>> Begin Data shown

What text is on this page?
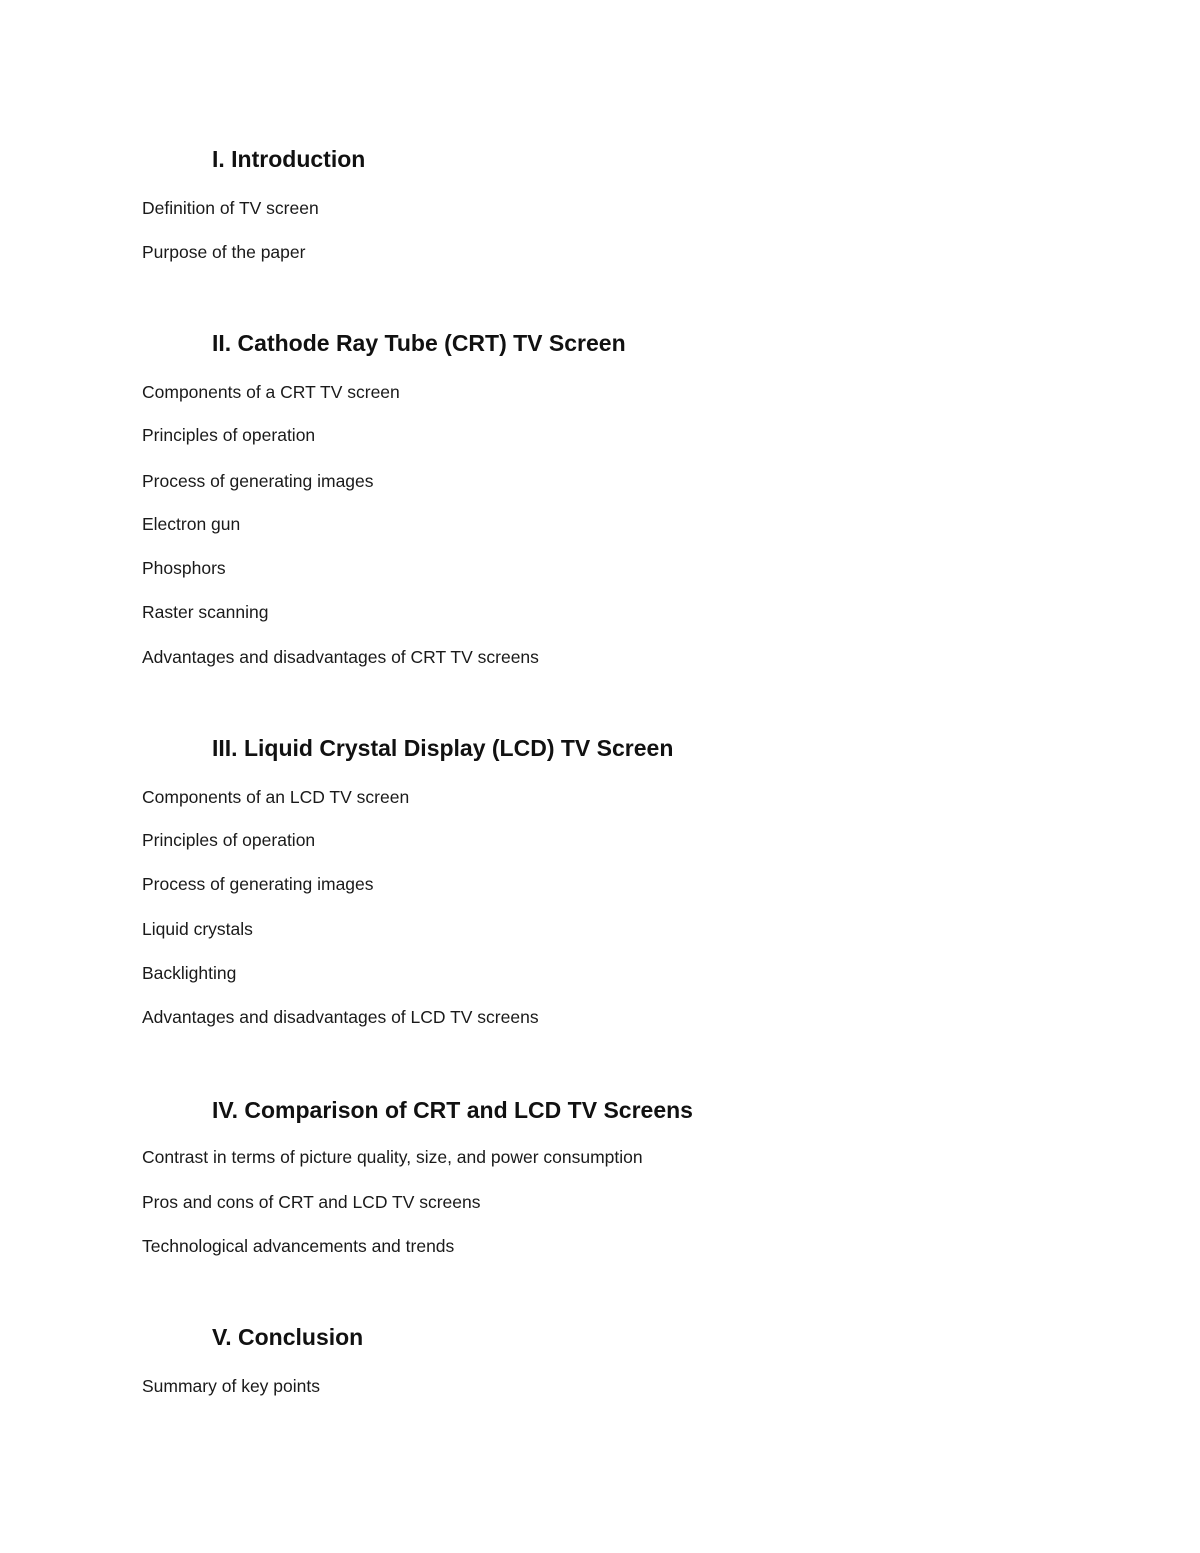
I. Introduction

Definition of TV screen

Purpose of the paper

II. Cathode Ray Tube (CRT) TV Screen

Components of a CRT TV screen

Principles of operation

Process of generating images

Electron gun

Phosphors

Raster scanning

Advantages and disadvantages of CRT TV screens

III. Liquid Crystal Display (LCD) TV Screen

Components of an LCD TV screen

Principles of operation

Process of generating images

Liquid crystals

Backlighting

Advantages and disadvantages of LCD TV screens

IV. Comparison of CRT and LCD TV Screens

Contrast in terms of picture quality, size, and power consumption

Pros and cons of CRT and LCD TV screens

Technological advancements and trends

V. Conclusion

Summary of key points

>> End Data shown

The records above must be echoed exactly, minus their pictures.

Answer to this exercise =>
What text is on this page?
I. Introduction

Definition of TV screen

Purpose of the paper

II. Cathode Ray Tube (CRT) TV Screen

Components of a CRT TV screen

Principles of operation

Process of generating images

Electron gun

Phosphors

Raster scanning

Advantages and disadvantages of CRT TV screens

III. Liquid Crystal Display (LCD) TV Screen

Components of an LCD TV screen

Principles of operation

Process of generating images

Liquid crystals

Backlighting

Advantages and disadvantages of LCD TV screens

IV. Comparison of CRT and LCD TV Screens

Contrast in terms of picture quality, size, and power consumption

Pros and cons of CRT and LCD TV screens

Technological advancements and trends

V. Conclusion

Summary of key points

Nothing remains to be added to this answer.